■ Written instruction
Reply with one number: how many lines contain the word "value".
[Start Source records]
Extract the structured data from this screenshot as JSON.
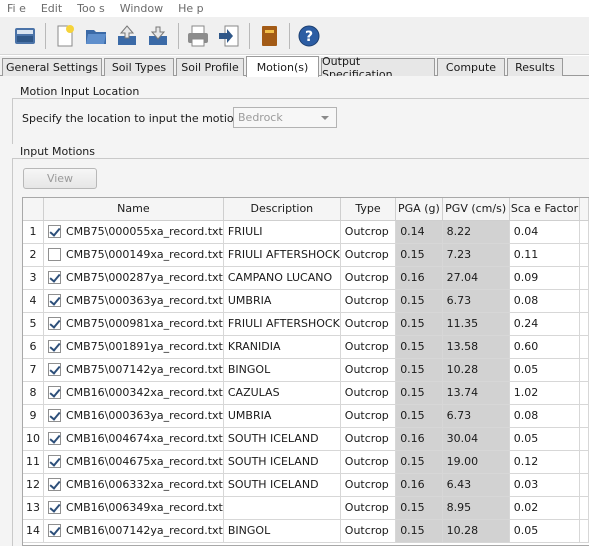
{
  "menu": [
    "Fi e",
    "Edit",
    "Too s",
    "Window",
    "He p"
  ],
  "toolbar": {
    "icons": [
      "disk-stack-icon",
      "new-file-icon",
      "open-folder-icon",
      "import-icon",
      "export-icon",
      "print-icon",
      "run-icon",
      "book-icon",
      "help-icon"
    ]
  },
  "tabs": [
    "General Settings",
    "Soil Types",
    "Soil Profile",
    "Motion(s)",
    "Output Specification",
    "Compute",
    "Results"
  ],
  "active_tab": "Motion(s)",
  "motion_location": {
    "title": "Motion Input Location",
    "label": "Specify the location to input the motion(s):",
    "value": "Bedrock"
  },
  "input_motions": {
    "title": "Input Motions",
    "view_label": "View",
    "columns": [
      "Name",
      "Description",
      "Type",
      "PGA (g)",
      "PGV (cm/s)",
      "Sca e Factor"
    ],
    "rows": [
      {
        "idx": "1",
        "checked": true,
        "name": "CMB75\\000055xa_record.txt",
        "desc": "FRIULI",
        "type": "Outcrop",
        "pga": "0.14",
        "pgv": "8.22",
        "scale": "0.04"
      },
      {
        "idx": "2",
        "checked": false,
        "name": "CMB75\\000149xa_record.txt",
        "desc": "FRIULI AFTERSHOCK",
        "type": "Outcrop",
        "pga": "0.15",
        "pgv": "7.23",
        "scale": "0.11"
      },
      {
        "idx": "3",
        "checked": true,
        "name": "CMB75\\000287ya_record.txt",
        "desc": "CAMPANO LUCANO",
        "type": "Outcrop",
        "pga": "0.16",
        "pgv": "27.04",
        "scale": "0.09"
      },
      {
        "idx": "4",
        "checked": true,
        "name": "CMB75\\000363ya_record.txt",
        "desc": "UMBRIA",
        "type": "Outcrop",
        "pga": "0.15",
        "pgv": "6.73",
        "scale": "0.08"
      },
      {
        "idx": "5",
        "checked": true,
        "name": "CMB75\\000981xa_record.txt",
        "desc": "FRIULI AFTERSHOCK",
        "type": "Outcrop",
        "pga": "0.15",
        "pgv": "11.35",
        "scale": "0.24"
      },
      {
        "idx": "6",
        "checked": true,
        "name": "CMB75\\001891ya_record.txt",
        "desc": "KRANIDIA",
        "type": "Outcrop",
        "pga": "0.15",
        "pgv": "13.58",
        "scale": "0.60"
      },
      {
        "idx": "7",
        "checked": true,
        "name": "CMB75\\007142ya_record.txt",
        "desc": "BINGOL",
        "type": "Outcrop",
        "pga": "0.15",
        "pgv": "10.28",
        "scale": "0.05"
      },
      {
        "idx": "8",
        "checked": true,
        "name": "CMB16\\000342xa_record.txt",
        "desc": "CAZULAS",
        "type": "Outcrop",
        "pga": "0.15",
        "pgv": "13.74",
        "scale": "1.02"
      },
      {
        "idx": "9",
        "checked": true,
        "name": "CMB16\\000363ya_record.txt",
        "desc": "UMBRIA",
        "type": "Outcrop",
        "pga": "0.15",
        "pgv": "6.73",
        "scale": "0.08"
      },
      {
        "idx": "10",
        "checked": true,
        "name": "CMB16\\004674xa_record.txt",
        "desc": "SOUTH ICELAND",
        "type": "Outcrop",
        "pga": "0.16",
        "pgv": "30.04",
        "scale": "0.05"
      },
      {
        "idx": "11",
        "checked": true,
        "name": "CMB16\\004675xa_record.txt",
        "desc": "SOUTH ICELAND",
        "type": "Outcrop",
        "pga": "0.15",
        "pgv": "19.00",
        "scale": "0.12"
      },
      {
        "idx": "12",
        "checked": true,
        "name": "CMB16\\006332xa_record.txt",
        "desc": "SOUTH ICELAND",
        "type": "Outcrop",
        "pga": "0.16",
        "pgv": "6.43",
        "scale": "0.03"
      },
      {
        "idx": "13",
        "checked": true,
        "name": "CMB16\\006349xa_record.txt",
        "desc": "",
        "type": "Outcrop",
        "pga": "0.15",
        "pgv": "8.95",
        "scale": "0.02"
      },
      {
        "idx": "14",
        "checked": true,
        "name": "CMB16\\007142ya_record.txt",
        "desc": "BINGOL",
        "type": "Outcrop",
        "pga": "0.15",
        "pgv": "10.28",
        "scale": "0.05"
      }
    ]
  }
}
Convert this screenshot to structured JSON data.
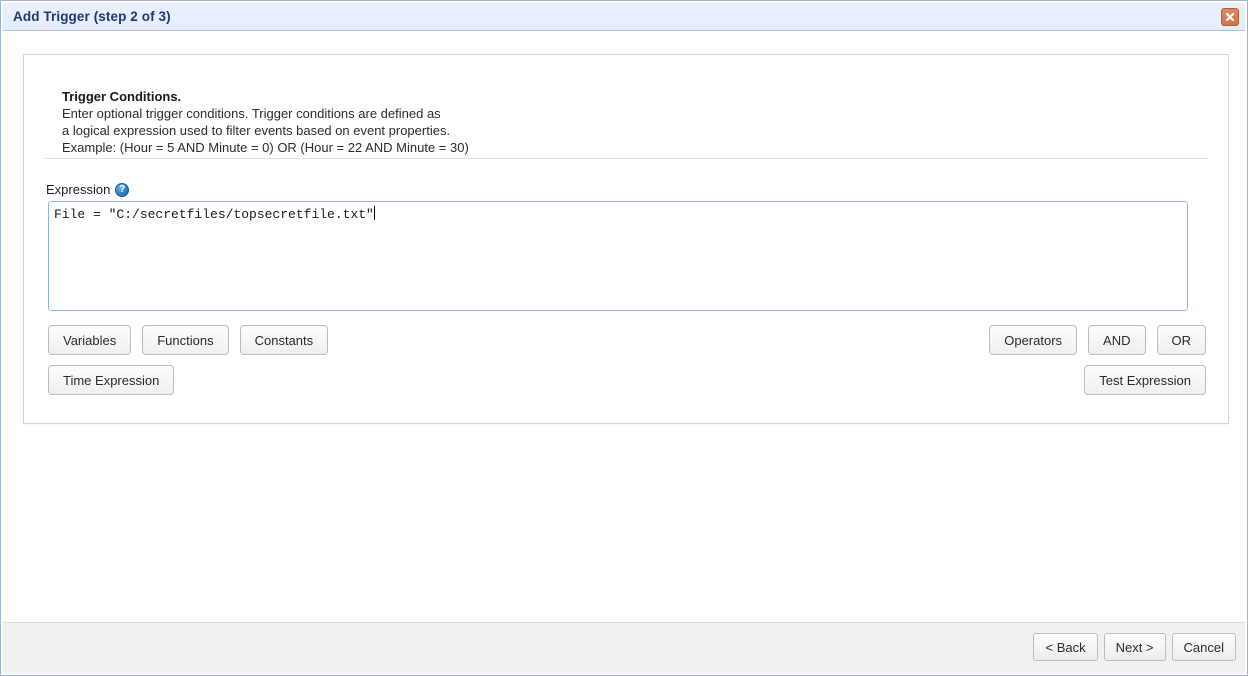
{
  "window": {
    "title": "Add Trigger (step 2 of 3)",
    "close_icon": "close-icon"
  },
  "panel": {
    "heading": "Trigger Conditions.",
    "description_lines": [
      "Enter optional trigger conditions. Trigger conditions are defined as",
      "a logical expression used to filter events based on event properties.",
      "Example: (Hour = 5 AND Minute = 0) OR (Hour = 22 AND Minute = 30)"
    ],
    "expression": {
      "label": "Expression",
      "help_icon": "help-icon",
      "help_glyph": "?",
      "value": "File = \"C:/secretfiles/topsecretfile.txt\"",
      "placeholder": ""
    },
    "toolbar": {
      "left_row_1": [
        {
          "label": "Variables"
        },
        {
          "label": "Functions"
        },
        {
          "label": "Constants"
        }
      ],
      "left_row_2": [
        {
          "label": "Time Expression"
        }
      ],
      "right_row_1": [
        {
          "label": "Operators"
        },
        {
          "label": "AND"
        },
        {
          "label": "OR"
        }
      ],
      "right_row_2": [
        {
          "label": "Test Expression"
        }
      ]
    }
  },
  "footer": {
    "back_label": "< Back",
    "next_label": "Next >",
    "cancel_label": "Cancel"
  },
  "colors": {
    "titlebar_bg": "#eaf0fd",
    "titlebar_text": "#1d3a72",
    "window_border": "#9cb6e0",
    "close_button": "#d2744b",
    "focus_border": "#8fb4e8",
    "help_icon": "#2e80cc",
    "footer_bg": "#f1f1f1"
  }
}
[End Source records]
■ Task solution
2